§ **TASK ITEM**:
Search each line below for "United", then return the lines where it appears.

§ **Records from a dataset**:
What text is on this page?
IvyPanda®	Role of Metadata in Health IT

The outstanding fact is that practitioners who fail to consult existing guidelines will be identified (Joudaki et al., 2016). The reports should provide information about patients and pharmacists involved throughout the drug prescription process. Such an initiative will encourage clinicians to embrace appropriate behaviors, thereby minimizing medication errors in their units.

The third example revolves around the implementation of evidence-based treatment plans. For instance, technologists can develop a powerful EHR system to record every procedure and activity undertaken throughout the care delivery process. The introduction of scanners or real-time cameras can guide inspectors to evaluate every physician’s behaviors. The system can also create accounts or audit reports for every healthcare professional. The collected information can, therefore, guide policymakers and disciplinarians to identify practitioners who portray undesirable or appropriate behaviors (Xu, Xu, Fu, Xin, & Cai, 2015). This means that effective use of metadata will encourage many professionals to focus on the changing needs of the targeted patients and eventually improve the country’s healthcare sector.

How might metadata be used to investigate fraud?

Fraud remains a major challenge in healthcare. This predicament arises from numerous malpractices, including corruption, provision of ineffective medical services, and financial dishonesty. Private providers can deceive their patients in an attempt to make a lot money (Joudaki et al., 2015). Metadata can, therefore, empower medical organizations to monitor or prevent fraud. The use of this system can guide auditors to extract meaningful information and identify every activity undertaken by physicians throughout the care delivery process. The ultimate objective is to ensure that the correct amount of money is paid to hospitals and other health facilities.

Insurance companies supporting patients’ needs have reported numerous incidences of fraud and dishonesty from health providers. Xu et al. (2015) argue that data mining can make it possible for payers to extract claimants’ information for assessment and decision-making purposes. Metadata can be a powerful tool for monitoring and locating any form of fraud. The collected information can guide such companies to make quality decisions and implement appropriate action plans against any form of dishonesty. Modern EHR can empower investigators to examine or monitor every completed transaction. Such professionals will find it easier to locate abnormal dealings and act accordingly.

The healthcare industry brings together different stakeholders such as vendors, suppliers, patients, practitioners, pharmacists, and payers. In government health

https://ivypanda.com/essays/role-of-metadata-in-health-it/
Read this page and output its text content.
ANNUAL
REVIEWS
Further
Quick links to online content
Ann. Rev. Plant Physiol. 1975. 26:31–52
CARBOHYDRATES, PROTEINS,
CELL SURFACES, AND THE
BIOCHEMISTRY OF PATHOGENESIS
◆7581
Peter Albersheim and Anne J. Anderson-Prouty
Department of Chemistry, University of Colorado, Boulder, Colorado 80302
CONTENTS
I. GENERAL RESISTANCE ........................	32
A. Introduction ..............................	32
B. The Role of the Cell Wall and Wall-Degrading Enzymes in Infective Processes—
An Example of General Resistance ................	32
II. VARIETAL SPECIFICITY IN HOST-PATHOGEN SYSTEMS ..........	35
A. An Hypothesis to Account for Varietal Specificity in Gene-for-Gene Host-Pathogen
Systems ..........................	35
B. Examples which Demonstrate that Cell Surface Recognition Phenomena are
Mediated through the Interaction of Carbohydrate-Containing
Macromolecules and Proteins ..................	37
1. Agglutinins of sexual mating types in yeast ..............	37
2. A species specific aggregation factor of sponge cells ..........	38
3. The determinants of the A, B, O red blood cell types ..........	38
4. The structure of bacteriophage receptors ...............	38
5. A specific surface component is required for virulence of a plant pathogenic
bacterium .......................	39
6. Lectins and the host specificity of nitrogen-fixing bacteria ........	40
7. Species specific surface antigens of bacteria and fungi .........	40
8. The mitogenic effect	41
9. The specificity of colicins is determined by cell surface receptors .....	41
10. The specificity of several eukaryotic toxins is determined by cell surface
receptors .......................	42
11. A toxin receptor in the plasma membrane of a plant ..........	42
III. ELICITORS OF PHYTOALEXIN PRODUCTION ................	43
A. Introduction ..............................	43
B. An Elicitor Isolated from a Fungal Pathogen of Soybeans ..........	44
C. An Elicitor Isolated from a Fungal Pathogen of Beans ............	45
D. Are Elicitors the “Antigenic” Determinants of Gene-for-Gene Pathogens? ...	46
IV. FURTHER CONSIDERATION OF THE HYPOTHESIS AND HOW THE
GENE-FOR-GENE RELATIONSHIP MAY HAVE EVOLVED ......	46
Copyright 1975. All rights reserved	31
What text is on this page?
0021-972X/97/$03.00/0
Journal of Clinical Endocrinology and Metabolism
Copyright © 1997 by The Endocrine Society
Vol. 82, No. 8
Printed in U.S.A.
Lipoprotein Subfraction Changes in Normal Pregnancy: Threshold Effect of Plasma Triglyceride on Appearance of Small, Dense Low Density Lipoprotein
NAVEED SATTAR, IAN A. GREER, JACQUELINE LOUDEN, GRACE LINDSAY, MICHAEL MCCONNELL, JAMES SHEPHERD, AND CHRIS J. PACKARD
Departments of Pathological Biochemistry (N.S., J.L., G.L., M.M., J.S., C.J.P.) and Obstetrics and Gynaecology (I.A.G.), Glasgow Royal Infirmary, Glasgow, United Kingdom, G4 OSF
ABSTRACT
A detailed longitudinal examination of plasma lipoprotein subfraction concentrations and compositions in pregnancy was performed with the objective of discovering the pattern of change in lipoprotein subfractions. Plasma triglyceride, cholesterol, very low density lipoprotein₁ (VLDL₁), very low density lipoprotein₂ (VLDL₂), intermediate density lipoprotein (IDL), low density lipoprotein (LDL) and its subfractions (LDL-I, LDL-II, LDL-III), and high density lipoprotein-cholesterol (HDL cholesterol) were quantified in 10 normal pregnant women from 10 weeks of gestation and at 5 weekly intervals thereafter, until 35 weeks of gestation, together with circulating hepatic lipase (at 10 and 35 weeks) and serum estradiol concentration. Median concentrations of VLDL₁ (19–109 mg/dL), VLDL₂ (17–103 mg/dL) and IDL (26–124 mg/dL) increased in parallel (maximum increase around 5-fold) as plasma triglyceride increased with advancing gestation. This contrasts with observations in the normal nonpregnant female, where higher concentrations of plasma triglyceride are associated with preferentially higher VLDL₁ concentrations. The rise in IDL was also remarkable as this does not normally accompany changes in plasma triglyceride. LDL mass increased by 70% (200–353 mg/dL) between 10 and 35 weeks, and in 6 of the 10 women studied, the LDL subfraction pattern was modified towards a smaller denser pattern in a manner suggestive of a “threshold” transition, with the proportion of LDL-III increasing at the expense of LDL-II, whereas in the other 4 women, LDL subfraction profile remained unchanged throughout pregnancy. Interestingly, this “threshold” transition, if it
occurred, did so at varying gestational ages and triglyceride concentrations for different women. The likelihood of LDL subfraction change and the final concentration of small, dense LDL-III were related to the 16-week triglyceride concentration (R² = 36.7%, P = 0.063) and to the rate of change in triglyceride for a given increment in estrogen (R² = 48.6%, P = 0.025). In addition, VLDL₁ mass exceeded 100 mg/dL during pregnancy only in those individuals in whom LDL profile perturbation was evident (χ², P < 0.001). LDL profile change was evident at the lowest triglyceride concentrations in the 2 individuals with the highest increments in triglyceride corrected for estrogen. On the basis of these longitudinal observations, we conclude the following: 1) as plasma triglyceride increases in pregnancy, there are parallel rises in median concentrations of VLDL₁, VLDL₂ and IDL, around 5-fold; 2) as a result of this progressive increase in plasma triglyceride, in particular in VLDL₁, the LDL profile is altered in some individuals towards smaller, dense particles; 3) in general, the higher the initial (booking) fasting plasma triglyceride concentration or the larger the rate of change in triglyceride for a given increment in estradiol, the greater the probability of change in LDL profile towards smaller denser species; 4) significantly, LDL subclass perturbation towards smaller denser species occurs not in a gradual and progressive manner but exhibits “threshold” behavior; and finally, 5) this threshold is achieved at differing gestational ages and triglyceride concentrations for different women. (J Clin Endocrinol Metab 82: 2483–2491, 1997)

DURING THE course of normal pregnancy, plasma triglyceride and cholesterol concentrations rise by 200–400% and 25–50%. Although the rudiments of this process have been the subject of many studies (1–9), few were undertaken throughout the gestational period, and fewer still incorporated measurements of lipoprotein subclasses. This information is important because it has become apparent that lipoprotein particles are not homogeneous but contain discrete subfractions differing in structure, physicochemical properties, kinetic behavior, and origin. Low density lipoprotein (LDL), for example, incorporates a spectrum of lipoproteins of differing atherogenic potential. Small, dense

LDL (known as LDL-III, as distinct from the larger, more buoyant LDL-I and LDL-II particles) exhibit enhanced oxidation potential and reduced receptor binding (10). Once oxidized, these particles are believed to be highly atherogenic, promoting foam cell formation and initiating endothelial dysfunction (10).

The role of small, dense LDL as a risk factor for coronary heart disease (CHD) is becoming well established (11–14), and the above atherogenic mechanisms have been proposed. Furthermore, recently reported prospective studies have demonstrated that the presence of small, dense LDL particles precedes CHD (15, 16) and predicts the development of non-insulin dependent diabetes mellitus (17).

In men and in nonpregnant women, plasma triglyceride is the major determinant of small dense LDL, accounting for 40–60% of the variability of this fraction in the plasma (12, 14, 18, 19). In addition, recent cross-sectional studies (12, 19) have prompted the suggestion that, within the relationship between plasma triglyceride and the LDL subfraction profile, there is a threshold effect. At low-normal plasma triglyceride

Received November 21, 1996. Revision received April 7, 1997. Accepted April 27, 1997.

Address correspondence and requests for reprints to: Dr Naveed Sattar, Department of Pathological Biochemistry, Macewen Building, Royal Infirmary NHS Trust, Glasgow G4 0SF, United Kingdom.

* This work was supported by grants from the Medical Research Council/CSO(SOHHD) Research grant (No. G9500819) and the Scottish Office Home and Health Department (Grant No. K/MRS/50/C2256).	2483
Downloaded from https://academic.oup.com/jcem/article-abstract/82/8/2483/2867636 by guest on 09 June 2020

§ **TASK SOLUTION**:
Departments of Pathological Biochemistry (N.S., J.L., G.L., M.M., J.S., C.J.P.) and Obstetrics and Gynaecology (I.A.G.), Glasgow Royal Infirmary, Glasgow, United Kingdom, G4 OSF
Address correspondence and requests for reprints to: Dr Naveed Sattar, Department of Pathological Biochemistry, Macewen Building, Royal Infirmary NHS Trust, Glasgow G4 0SF, United Kingdom.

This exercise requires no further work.